Recast the data from its first line through the line containing "horse-icon xyxy=(179,638,352,728)", both ends included, as a JSON list of strings with one string per line and no blank lines.

# # #

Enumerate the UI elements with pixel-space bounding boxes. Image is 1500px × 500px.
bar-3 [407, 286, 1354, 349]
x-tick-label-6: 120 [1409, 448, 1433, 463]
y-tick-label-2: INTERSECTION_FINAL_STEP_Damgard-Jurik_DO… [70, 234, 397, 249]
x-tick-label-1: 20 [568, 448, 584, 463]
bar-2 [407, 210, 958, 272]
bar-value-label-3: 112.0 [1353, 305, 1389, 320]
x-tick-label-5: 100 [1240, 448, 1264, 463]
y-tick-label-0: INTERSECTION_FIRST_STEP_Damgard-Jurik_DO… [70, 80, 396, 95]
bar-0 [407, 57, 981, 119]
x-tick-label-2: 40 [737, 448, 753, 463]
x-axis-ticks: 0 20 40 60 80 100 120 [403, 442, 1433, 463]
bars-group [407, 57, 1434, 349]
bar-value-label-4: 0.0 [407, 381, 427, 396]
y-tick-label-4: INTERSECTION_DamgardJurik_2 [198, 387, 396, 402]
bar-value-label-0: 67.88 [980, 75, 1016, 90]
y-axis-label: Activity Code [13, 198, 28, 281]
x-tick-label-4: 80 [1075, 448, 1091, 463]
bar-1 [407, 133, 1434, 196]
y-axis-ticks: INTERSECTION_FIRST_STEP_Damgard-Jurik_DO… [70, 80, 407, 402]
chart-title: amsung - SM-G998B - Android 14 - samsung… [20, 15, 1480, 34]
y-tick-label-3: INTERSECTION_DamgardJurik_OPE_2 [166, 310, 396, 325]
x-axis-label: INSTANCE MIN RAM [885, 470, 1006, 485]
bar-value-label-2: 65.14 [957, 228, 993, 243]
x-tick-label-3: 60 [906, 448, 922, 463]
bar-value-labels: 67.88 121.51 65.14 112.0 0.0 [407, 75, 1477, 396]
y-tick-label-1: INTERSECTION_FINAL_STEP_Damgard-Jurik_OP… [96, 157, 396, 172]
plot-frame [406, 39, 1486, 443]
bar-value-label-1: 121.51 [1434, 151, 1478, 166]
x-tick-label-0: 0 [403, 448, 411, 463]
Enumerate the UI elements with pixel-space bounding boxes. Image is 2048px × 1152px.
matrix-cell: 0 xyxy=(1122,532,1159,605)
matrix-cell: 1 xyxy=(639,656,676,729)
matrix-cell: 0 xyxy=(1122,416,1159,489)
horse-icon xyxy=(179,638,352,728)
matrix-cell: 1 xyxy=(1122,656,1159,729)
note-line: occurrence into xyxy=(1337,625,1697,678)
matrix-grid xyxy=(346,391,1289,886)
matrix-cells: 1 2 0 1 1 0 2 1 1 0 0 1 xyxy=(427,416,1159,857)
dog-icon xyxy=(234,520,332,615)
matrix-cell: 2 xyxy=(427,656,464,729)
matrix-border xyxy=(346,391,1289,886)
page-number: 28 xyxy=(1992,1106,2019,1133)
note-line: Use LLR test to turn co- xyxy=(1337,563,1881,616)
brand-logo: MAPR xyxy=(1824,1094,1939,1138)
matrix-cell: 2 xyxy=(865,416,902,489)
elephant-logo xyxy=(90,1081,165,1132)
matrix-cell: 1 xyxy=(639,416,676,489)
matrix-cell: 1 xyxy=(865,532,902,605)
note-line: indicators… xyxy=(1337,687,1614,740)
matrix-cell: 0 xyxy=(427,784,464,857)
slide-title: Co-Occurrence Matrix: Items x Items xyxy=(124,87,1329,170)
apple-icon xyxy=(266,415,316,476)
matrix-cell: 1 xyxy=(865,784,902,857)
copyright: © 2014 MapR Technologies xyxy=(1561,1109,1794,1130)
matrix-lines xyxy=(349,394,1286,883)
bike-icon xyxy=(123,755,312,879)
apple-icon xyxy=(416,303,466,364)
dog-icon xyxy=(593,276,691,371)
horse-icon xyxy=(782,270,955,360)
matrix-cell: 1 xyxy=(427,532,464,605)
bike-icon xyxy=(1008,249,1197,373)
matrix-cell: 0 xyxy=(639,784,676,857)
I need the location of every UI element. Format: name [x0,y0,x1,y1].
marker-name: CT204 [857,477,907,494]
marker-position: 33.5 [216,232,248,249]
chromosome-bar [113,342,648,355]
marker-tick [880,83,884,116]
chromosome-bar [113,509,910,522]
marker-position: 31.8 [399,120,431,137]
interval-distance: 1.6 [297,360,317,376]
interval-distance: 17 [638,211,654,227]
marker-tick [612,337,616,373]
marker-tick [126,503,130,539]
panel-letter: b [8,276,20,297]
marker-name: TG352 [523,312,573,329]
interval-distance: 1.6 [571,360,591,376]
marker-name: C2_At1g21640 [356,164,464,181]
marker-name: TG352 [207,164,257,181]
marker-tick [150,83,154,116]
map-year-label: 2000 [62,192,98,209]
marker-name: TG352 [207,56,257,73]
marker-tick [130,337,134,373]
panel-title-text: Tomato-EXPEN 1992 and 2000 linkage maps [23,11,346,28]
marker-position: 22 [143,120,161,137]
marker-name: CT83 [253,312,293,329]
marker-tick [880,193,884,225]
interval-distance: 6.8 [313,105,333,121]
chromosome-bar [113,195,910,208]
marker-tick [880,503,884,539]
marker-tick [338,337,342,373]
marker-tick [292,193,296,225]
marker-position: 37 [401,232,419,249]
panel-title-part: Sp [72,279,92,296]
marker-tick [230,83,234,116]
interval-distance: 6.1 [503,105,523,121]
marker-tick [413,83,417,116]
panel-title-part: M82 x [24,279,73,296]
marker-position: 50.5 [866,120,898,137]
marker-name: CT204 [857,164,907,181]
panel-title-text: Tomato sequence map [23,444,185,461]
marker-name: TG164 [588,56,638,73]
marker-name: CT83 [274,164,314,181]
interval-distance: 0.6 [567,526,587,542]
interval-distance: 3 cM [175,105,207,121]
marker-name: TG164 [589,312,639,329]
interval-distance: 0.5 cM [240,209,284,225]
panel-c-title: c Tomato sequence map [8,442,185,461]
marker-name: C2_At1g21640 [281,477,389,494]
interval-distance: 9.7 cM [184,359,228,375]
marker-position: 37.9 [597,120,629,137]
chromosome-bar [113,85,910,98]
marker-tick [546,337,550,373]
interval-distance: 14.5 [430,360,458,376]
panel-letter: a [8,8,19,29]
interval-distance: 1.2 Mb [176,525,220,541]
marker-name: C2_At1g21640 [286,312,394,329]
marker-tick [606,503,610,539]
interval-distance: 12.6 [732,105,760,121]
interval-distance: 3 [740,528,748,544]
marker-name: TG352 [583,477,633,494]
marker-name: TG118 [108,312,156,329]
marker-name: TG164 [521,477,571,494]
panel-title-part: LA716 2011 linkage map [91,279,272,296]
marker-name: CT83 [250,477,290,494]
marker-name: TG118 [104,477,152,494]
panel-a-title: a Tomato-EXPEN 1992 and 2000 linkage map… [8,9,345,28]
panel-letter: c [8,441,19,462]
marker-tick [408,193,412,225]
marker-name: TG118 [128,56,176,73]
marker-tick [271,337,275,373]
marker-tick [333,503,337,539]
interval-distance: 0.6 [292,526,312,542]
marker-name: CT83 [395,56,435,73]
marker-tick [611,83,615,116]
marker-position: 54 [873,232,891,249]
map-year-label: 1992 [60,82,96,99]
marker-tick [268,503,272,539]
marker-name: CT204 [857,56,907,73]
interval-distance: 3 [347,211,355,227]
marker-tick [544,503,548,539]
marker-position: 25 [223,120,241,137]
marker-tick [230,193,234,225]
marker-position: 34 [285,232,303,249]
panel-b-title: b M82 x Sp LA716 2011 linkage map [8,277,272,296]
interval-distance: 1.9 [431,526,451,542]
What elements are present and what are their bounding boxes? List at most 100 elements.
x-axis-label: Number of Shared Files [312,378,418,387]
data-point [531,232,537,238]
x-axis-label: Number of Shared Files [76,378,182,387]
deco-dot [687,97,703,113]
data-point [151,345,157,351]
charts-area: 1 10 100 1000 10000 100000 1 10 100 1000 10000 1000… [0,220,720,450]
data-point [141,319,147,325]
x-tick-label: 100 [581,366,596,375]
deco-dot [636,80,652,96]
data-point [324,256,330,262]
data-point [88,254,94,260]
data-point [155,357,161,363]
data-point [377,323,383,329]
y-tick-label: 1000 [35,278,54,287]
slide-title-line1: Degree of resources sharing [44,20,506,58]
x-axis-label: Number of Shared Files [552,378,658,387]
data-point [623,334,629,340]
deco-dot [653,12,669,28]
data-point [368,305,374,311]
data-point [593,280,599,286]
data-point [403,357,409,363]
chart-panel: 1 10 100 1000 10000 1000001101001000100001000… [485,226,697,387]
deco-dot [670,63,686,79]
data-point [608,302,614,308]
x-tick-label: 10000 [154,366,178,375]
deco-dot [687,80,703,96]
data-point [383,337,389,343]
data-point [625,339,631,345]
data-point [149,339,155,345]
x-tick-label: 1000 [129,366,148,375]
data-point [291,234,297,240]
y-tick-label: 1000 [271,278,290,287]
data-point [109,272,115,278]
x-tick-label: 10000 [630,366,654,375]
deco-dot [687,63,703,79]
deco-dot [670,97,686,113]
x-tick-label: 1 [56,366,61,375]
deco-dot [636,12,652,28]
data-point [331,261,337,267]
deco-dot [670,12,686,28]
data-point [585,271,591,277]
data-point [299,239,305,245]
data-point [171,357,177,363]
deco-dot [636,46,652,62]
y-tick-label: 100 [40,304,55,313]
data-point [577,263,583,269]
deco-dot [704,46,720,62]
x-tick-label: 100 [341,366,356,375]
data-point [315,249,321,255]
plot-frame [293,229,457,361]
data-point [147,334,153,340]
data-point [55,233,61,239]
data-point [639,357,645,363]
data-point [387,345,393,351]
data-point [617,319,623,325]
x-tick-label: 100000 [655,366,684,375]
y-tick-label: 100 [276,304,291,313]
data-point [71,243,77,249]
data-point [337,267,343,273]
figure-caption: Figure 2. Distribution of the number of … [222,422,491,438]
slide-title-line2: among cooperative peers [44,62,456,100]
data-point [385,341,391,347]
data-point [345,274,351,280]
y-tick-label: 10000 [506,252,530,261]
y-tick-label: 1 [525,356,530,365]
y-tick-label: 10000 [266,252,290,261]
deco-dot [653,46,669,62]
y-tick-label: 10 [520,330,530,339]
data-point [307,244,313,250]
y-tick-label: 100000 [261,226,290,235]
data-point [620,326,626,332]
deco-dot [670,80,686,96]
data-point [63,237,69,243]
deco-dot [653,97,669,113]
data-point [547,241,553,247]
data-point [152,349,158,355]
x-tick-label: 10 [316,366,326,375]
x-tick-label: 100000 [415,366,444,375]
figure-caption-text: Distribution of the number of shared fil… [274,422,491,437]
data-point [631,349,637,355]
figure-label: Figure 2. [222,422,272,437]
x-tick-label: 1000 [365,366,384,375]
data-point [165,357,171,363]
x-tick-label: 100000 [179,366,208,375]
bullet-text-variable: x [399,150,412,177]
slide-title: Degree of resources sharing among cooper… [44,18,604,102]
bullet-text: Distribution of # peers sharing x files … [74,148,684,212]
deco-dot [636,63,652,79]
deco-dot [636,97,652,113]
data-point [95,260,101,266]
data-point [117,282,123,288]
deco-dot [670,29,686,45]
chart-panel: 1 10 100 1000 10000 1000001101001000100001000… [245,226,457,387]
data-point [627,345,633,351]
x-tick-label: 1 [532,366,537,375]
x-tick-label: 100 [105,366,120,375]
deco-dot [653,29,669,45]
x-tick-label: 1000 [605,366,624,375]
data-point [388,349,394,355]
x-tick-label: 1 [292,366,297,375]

# # #

## Final answer:
[
  "Enumerate the UI elements with pixel-space bounding boxes. Image is 1500px × 500px.",
  "bar-3 [407, 286, 1354, 349]",
  "x-tick-label-6: 120 [1409, 448, 1433, 463]",
  "y-tick-label-2: INTERSECTION_FINAL_STEP_Damgard-Jurik_DO… [70, 234, 397, 249]",
  "x-tick-label-1: 20 [568, 448, 584, 463]",
  "bar-2 [407, 210, 958, 272]",
  "bar-value-label-3: 112.0 [1353, 305, 1389, 320]",
  "x-tick-label-5: 100 [1240, 448, 1264, 463]",
  "y-tick-label-0: INTERSECTION_FIRST_STEP_Damgard-Jurik_DO… [70, 80, 396, 95]",
  "bar-0 [407, 57, 981, 119]",
  "x-tick-label-2: 40 [737, 448, 753, 463]",
  "x-axis-ticks: 0 20 40 60 80 100 120 [403, 442, 1433, 463]",
  "bars-group [407, 57, 1434, 349]",
  "bar-value-label-4: 0.0 [407, 381, 427, 396]",
  "y-tick-label-4: INTERSECTION_DamgardJurik_2 [198, 387, 396, 402]",
  "bar-value-label-0: 67.88 [980, 75, 1016, 90]",
  "y-axis-label: Activity Code [13, 198, 28, 281]",
  "x-tick-label-4: 80 [1075, 448, 1091, 463]",
  "bar-1 [407, 133, 1434, 196]",
  "y-axis-ticks: INTERSECTION_FIRST_STEP_Damgard-Jurik_DO… [70, 80, 407, 402]",
  "chart-title: amsung - SM-G998B - Android 14 - samsung… [20, 15, 1480, 34]",
  "y-tick-label-3: INTERSECTION_DamgardJurik_OPE_2 [166, 310, 396, 325]",
  "x-axis-label: INSTANCE MIN RAM [885, 470, 1006, 485]",
  "bar-value-label-2: 65.14 [957, 228, 993, 243]",
  "x-tick-label-3: 60 [906, 448, 922, 463]",
  "bar-value-labels: 67.88 121.51 65.14 112.0 0.0 [407, 75, 1477, 396]",
  "y-tick-label-1: INTERSECTION_FINAL_STEP_Damgard-Jurik_OP… [96, 157, 396, 172]",
  "plot-frame [406, 39, 1486, 443]",
  "bar-value-label-1: 121.51 [1434, 151, 1478, 166]",
  "x-tick-label-0: 0 [403, 448, 411, 463]",
  "Enumerate the UI elements with pixel-space bounding boxes. Image is 2048px × 1152px.",
  "matrix-cell: 0 xyxy=(1122,532,1159,605)",
  "matrix-cell: 1 xyxy=(639,656,676,729)",
  "matrix-cell: 0 xyxy=(1122,416,1159,489)",
  "horse-icon xyxy=(179,638,352,728)"
]